(Extracted records)

━━━━━━━━━━

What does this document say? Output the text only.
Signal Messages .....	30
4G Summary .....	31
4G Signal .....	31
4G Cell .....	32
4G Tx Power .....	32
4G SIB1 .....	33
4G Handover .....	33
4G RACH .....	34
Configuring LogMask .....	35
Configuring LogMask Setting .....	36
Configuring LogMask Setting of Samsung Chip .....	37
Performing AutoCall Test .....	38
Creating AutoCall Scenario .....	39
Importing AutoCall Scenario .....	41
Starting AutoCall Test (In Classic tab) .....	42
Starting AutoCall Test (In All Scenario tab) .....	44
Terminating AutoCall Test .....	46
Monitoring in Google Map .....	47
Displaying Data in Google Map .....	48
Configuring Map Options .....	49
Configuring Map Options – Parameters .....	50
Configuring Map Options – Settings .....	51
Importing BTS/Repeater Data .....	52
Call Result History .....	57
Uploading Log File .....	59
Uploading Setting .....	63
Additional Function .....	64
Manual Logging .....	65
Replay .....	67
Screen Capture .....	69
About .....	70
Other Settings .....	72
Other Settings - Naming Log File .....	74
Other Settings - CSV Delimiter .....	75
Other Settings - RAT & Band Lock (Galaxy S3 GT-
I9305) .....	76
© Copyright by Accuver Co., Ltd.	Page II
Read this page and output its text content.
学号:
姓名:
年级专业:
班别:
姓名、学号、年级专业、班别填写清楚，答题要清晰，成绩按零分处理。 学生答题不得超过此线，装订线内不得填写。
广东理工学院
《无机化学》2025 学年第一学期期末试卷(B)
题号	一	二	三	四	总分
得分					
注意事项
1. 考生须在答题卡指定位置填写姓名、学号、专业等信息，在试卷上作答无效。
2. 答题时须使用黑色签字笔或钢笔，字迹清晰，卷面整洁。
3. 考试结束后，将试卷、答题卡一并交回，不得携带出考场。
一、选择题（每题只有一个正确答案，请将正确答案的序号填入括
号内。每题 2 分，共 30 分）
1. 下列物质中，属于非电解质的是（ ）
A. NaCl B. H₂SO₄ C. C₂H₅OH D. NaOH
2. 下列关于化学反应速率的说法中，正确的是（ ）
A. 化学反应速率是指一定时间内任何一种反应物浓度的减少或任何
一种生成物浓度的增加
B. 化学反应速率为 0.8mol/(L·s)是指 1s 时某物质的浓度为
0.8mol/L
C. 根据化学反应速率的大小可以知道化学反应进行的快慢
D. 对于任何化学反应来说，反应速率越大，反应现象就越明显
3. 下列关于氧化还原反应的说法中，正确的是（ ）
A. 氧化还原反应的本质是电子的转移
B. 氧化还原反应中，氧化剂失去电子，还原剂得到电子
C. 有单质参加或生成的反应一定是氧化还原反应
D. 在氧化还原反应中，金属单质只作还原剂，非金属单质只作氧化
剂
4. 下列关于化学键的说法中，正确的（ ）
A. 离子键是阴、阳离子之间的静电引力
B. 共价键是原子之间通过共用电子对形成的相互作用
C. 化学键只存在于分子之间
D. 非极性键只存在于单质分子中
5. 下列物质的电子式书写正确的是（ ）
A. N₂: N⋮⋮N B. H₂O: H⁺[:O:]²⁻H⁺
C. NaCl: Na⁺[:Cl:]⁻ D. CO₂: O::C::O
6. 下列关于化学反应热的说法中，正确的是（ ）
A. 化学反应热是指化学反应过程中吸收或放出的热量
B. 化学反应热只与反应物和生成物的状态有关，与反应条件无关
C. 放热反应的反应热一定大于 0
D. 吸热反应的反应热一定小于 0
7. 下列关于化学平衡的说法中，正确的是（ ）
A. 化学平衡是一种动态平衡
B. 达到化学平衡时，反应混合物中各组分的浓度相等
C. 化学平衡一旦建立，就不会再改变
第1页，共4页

━━━━━━━━━━

Using the material above, extract the line that contains "Read this page and output its text content." and every line after it, exactly as given; stop at the last line.

Read this page and output its text content.
学号:
姓名:
年级专业:
班别:
姓名、学号、年级专业、班别填写清楚，答题要清晰，成绩按零分处理。 学生答题不得超过此线，装订线内不得填写。
广东理工学院
《无机化学》2025 学年第一学期期末试卷(B)
题号	一	二	三	四	总分
得分					
注意事项
1. 考生须在答题卡指定位置填写姓名、学号、专业等信息，在试卷上作答无效。
2. 答题时须使用黑色签字笔或钢笔，字迹清晰，卷面整洁。
3. 考试结束后，将试卷、答题卡一并交回，不得携带出考场。
一、选择题（每题只有一个正确答案，请将正确答案的序号填入括
号内。每题 2 分，共 30 分）
1. 下列物质中，属于非电解质的是（ ）
A. NaCl B. H₂SO₄ C. C₂H₅OH D. NaOH
2. 下列关于化学反应速率的说法中，正确的是（ ）
A. 化学反应速率是指一定时间内任何一种反应物浓度的减少或任何
一种生成物浓度的增加
B. 化学反应速率为 0.8mol/(L·s)是指 1s 时某物质的浓度为
0.8mol/L
C. 根据化学反应速率的大小可以知道化学反应进行的快慢
D. 对于任何化学反应来说，反应速率越大，反应现象就越明显
3. 下列关于氧化还原反应的说法中，正确的是（ ）
A. 氧化还原反应的本质是电子的转移
B. 氧化还原反应中，氧化剂失去电子，还原剂得到电子
C. 有单质参加或生成的反应一定是氧化还原反应
D. 在氧化还原反应中，金属单质只作还原剂，非金属单质只作氧化
剂
4. 下列关于化学键的说法中，正确的（ ）
A. 离子键是阴、阳离子之间的静电引力
B. 共价键是原子之间通过共用电子对形成的相互作用
C. 化学键只存在于分子之间
D. 非极性键只存在于单质分子中
5. 下列物质的电子式书写正确的是（ ）
A. N₂: N⋮⋮N B. H₂O: H⁺[:O:]²⁻H⁺
C. NaCl: Na⁺[:Cl:]⁻ D. CO₂: O::C::O
6. 下列关于化学反应热的说法中，正确的是（ ）
A. 化学反应热是指化学反应过程中吸收或放出的热量
B. 化学反应热只与反应物和生成物的状态有关，与反应条件无关
C. 放热反应的反应热一定大于 0
D. 吸热反应的反应热一定小于 0
7. 下列关于化学平衡的说法中，正确的是（ ）
A. 化学平衡是一种动态平衡
B. 达到化学平衡时，反应混合物中各组分的浓度相等
C. 化学平衡一旦建立，就不会再改变
第1页，共4页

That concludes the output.